» **Your objective**: For every line in the data below that contains "only", copy the line.

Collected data

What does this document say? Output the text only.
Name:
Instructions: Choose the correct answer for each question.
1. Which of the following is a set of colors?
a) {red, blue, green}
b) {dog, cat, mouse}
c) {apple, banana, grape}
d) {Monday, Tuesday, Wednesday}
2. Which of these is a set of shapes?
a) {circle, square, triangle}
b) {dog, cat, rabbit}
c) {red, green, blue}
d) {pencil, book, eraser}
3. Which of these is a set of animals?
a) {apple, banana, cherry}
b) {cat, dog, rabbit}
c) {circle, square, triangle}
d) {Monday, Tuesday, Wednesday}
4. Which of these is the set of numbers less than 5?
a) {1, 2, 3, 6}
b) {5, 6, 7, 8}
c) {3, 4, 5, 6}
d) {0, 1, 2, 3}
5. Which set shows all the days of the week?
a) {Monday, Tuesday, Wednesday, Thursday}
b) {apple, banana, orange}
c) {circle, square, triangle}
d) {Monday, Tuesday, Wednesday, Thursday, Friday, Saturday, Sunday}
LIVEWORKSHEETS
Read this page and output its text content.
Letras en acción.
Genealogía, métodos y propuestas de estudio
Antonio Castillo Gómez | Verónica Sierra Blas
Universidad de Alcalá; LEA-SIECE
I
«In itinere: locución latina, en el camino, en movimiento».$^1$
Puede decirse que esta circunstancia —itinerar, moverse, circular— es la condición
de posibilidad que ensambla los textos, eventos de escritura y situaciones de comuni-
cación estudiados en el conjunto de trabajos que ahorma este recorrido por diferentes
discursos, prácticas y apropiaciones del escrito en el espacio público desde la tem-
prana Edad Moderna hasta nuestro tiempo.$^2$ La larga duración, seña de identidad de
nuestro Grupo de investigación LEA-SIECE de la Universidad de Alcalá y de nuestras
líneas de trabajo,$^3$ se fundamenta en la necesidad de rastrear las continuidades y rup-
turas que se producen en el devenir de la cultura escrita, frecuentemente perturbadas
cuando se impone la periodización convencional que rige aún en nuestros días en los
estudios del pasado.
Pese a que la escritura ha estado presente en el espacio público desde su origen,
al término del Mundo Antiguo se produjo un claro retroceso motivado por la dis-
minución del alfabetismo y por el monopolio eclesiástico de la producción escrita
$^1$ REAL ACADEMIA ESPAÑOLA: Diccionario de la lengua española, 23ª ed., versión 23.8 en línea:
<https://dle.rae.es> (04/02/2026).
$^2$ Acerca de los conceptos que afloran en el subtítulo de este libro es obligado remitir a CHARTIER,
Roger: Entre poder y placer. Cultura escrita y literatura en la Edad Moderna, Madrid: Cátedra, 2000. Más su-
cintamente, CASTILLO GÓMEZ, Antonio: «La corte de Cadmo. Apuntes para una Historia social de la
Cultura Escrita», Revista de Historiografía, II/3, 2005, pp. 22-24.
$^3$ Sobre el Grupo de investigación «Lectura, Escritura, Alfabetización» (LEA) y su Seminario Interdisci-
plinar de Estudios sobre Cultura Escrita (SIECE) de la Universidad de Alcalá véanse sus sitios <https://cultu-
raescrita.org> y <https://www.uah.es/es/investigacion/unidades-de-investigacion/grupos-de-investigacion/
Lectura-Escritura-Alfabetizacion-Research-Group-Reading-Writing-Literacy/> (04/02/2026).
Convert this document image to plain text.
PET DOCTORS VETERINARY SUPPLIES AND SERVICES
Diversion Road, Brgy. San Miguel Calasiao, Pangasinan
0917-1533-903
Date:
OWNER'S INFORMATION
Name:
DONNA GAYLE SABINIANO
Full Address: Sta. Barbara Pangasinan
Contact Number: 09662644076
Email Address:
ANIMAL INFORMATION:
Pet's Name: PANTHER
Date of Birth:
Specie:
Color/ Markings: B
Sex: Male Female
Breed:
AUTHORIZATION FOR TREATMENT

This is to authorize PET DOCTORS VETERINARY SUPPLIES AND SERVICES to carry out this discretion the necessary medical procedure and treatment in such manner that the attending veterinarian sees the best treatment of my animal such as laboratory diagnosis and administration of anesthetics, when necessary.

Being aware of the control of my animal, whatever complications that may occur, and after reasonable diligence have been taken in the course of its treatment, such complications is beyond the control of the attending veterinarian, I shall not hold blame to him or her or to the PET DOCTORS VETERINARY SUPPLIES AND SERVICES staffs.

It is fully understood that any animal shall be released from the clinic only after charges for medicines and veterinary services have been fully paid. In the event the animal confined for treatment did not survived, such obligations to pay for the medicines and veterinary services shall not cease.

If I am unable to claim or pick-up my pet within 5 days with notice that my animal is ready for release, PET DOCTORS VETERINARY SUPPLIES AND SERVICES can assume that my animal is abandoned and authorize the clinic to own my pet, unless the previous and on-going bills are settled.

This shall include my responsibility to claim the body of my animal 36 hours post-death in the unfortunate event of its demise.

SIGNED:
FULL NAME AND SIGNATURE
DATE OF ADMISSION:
* * *
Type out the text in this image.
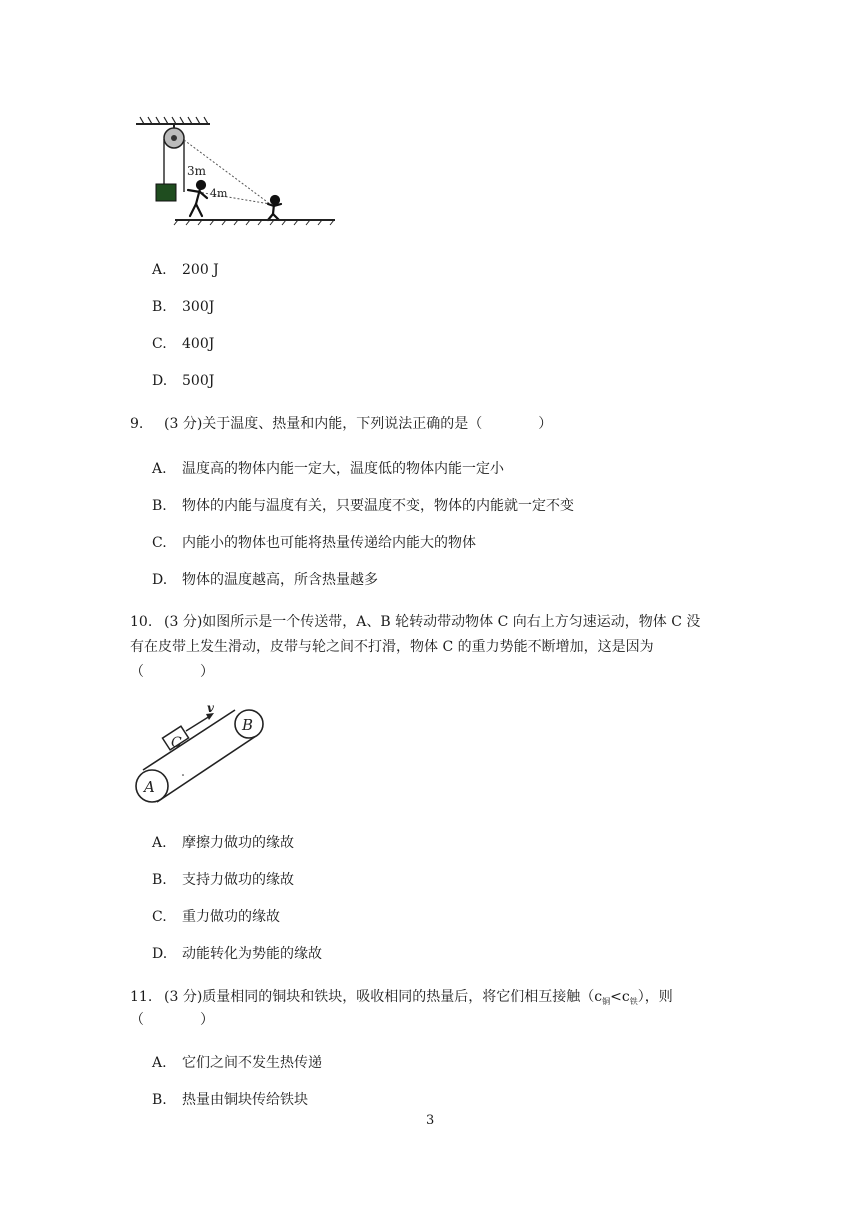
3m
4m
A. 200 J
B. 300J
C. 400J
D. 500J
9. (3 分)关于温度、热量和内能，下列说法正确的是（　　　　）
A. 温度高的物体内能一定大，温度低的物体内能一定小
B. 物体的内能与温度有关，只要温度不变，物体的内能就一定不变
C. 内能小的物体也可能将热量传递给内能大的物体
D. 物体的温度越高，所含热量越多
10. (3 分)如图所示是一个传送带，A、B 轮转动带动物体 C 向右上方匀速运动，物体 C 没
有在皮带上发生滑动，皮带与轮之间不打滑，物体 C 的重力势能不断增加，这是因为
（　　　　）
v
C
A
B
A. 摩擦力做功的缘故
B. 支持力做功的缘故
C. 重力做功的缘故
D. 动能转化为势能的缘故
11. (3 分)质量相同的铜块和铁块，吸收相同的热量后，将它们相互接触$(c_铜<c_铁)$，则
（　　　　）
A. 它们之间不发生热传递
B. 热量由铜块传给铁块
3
==
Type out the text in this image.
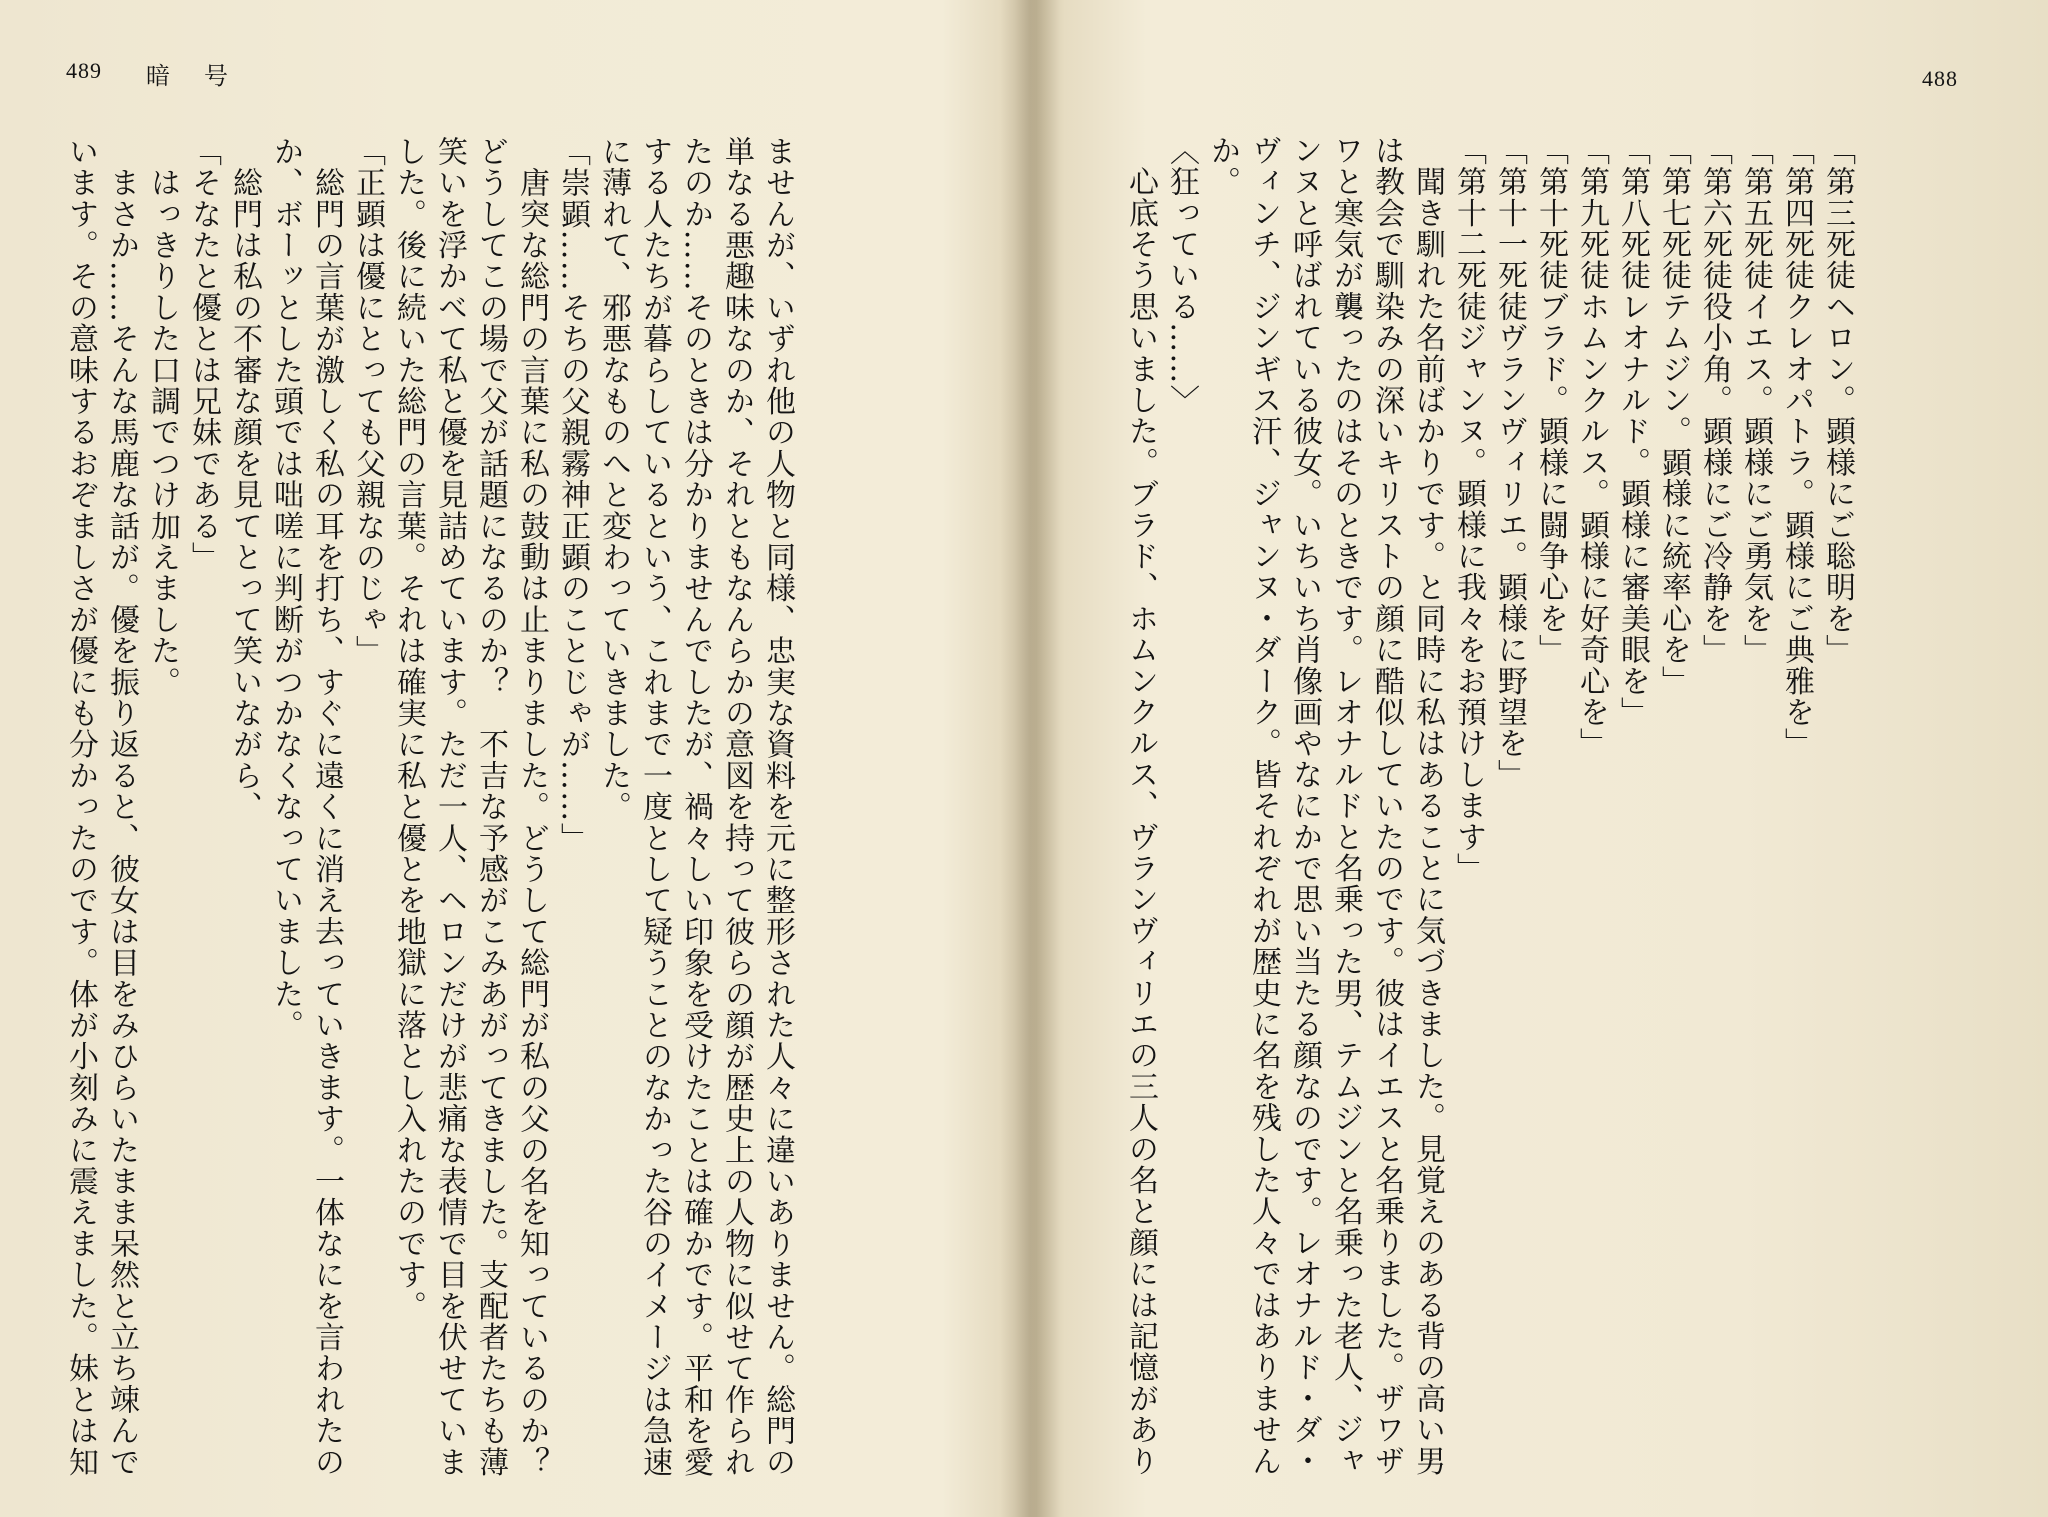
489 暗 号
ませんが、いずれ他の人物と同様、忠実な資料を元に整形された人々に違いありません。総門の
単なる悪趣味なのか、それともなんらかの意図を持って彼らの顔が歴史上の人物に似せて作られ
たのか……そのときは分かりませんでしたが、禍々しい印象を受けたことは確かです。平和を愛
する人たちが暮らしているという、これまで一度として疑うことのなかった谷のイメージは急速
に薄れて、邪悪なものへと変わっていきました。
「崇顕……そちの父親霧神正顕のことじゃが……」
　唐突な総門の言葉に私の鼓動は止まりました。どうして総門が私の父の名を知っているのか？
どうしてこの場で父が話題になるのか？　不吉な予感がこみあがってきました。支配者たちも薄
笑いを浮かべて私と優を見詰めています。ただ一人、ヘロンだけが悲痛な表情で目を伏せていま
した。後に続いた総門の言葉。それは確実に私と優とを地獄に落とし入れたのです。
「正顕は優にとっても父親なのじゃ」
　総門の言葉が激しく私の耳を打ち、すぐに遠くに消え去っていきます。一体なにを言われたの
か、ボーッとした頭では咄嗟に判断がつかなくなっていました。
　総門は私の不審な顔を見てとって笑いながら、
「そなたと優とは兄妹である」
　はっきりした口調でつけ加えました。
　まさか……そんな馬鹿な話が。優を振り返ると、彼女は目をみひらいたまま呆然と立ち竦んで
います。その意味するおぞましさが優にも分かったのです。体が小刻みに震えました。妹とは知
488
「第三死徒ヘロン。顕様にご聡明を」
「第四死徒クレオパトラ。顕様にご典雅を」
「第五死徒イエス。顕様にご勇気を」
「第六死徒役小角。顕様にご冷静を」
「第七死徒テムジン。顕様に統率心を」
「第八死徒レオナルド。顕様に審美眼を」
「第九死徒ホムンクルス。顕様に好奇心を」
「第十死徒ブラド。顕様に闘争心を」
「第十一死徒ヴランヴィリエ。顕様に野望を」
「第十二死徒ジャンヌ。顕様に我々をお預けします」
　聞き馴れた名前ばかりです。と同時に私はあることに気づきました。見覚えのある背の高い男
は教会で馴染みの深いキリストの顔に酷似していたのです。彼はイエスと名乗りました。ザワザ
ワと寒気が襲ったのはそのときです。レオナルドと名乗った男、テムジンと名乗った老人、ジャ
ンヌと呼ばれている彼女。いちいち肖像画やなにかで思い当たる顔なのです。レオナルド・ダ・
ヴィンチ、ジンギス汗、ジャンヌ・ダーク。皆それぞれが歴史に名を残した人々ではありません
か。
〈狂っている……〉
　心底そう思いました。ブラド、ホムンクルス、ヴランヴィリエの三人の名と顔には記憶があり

» **Answer**:
What does this document say? Output the text only.
It is fully understood that any animal shall be released from the clinic only after charges for medicines and veterinary services have been fully paid. In the event the animal confined for treatment did not survived, such obligations to pay for the medicines and veterinary services shall not cease.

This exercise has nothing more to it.